EXERCISE AIM | Could you transcribe the material below exactly, without leaving out a single line?
-- start MATERIAL FOR THIS TASK --
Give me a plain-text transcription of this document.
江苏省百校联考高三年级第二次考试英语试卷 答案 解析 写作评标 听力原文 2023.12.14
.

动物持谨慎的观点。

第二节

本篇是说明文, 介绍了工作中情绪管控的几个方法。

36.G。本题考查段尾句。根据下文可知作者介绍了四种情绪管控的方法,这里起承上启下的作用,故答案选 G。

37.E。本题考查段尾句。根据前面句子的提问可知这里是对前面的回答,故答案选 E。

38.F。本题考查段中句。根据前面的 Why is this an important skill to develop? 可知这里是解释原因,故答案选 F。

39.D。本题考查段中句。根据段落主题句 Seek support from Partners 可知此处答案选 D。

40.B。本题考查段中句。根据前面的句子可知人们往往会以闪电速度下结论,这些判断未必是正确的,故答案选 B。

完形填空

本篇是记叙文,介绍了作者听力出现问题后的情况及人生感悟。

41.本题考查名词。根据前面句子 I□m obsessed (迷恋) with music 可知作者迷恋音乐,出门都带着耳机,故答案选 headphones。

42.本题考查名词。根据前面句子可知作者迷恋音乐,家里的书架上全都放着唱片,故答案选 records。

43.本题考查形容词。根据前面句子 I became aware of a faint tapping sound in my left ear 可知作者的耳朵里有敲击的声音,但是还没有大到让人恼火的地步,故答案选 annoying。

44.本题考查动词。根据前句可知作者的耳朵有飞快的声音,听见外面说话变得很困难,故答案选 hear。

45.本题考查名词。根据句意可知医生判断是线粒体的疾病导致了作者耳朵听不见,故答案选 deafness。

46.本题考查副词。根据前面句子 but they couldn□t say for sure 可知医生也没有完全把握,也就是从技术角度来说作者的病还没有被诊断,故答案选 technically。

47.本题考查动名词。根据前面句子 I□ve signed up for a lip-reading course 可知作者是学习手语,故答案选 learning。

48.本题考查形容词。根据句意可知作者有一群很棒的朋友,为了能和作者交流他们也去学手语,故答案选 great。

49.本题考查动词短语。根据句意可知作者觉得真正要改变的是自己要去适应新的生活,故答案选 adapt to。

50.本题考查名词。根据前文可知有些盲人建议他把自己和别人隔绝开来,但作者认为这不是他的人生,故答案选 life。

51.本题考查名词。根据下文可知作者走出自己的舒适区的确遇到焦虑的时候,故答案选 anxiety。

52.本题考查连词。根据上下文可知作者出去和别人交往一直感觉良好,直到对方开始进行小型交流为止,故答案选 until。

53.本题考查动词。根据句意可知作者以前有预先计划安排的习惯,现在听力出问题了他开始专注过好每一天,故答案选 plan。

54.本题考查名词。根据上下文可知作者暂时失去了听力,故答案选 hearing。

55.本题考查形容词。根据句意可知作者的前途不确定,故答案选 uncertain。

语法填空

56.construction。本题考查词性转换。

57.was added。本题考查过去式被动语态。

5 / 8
-- end MATERIAL FOR THIS TASK --
EXERCISE RESULT |
Give me a plain-text transcription of this document.
江苏省百校联考高三年级第二次考试英语试卷 答案 解析 写作评标 听力原文 2023.12.14
.

动物持谨慎的观点。

第二节

本篇是说明文, 介绍了工作中情绪管控的几个方法。

36.G。本题考查段尾句。根据下文可知作者介绍了四种情绪管控的方法,这里起承上启下的作用,故答案选 G。

37.E。本题考查段尾句。根据前面句子的提问可知这里是对前面的回答,故答案选 E。

38.F。本题考查段中句。根据前面的 Why is this an important skill to develop? 可知这里是解释原因,故答案选 F。

39.D。本题考查段中句。根据段落主题句 Seek support from Partners 可知此处答案选 D。

40.B。本题考查段中句。根据前面的句子可知人们往往会以闪电速度下结论,这些判断未必是正确的,故答案选 B。

完形填空

本篇是记叙文,介绍了作者听力出现问题后的情况及人生感悟。

41.本题考查名词。根据前面句子 I□m obsessed (迷恋) with music 可知作者迷恋音乐,出门都带着耳机,故答案选 headphones。

42.本题考查名词。根据前面句子可知作者迷恋音乐,家里的书架上全都放着唱片,故答案选 records。

43.本题考查形容词。根据前面句子 I became aware of a faint tapping sound in my left ear 可知作者的耳朵里有敲击的声音,但是还没有大到让人恼火的地步,故答案选 annoying。

44.本题考查动词。根据前句可知作者的耳朵有飞快的声音,听见外面说话变得很困难,故答案选 hear。

45.本题考查名词。根据句意可知医生判断是线粒体的疾病导致了作者耳朵听不见,故答案选 deafness。

46.本题考查副词。根据前面句子 but they couldn□t say for sure 可知医生也没有完全把握,也就是从技术角度来说作者的病还没有被诊断,故答案选 technically。

47.本题考查动名词。根据前面句子 I□ve signed up for a lip-reading course 可知作者是学习手语,故答案选 learning。

48.本题考查形容词。根据句意可知作者有一群很棒的朋友,为了能和作者交流他们也去学手语,故答案选 great。

49.本题考查动词短语。根据句意可知作者觉得真正要改变的是自己要去适应新的生活,故答案选 adapt to。

50.本题考查名词。根据前文可知有些盲人建议他把自己和别人隔绝开来,但作者认为这不是他的人生,故答案选 life。

51.本题考查名词。根据下文可知作者走出自己的舒适区的确遇到焦虑的时候,故答案选 anxiety。

52.本题考查连词。根据上下文可知作者出去和别人交往一直感觉良好,直到对方开始进行小型交流为止,故答案选 until。

53.本题考查动词。根据句意可知作者以前有预先计划安排的习惯,现在听力出问题了他开始专注过好每一天,故答案选 plan。

54.本题考查名词。根据上下文可知作者暂时失去了听力,故答案选 hearing。

55.本题考查形容词。根据句意可知作者的前途不确定,故答案选 uncertain。

语法填空

56.construction。本题考查词性转换。

57.was added。本题考查过去式被动语态。

5 / 8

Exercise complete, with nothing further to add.